Output the data exactly, with every line intact.

[EXERCISE MATERIALS]

►

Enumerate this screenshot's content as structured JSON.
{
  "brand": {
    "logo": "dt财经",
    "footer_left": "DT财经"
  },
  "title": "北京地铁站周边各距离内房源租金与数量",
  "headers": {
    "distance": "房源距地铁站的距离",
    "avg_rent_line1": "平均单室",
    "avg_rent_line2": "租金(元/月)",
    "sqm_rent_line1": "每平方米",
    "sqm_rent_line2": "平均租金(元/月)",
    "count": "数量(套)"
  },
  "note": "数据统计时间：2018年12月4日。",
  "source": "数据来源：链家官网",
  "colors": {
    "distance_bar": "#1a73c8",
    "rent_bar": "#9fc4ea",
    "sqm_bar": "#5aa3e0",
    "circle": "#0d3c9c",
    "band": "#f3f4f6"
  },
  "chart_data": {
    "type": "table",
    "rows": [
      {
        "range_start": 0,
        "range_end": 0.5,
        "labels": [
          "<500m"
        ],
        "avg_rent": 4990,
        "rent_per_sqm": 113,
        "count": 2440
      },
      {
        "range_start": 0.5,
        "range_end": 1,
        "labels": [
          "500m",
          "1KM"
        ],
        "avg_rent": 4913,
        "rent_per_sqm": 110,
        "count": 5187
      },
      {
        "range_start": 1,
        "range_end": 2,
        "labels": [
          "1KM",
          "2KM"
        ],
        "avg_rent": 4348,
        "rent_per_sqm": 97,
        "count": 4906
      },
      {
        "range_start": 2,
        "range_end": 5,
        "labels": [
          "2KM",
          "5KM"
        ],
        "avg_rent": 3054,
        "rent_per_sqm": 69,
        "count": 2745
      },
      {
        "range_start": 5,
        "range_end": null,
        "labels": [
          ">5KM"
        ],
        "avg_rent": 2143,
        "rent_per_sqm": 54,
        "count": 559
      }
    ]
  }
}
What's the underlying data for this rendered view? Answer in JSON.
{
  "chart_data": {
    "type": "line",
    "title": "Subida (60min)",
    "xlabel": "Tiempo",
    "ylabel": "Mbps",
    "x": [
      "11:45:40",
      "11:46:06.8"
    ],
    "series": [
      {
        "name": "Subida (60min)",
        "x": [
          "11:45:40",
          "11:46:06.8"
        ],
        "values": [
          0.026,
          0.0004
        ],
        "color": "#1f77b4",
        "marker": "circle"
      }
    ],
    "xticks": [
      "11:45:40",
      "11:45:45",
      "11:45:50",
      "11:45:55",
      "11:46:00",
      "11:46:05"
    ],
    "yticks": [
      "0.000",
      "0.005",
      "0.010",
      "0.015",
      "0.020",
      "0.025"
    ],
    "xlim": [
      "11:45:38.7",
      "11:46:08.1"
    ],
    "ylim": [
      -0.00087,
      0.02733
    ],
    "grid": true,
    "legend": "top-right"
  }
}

◄

[RESULT]
Enumerate this screenshot's content as structured JSON.
{
  "brand": {
    "logo": "dt财经",
    "footer_left": "DT财经"
  },
  "title": "北京地铁站周边各距离内房源租金与数量",
  "headers": {
    "distance": "房源距地铁站的距离",
    "avg_rent_line1": "平均单室",
    "avg_rent_line2": "租金(元/月)",
    "sqm_rent_line1": "每平方米",
    "sqm_rent_line2": "平均租金(元/月)",
    "count": "数量(套)"
  },
  "note": "数据统计时间：2018年12月4日。",
  "source": "数据来源：链家官网",
  "colors": {
    "distance_bar": "#1a73c8",
    "rent_bar": "#9fc4ea",
    "sqm_bar": "#5aa3e0",
    "circle": "#0d3c9c",
    "band": "#f3f4f6"
  },
  "chart_data": {
    "type": "table",
    "rows": [
      {
        "range_start": 0,
        "range_end": 0.5,
        "labels": [
          "<500m"
        ],
        "avg_rent": 4990,
        "rent_per_sqm": 113,
        "count": 2440
      },
      {
        "range_start": 0.5,
        "range_end": 1,
        "labels": [
          "500m",
          "1KM"
        ],
        "avg_rent": 4913,
        "rent_per_sqm": 110,
        "count": 5187
      },
      {
        "range_start": 1,
        "range_end": 2,
        "labels": [
          "1KM",
          "2KM"
        ],
        "avg_rent": 4348,
        "rent_per_sqm": 97,
        "count": 4906
      },
      {
        "range_start": 2,
        "range_end": 5,
        "labels": [
          "2KM",
          "5KM"
        ],
        "avg_rent": 3054,
        "rent_per_sqm": 69,
        "count": 2745
      },
      {
        "range_start": 5,
        "range_end": null,
        "labels": [
          ">5KM"
        ],
        "avg_rent": 2143,
        "rent_per_sqm": 54,
        "count": 559
      }
    ]
  }
}
What's the underlying data for this rendered view? Answer in JSON.
{
  "chart_data": {
    "type": "line",
    "title": "Subida (60min)",
    "xlabel": "Tiempo",
    "ylabel": "Mbps",
    "x": [
      "11:45:40",
      "11:46:06.8"
    ],
    "series": [
      {
        "name": "Subida (60min)",
        "x": [
          "11:45:40",
          "11:46:06.8"
        ],
        "values": [
          0.026,
          0.0004
        ],
        "color": "#1f77b4",
        "marker": "circle"
      }
    ],
    "xticks": [
      "11:45:40",
      "11:45:45",
      "11:45:50",
      "11:45:55",
      "11:46:00",
      "11:46:05"
    ],
    "yticks": [
      "0.000",
      "0.005",
      "0.010",
      "0.015",
      "0.020",
      "0.025"
    ],
    "xlim": [
      "11:45:38.7",
      "11:46:08.1"
    ],
    "ylim": [
      -0.00087,
      0.02733
    ],
    "grid": true,
    "legend": "top-right"
  }
}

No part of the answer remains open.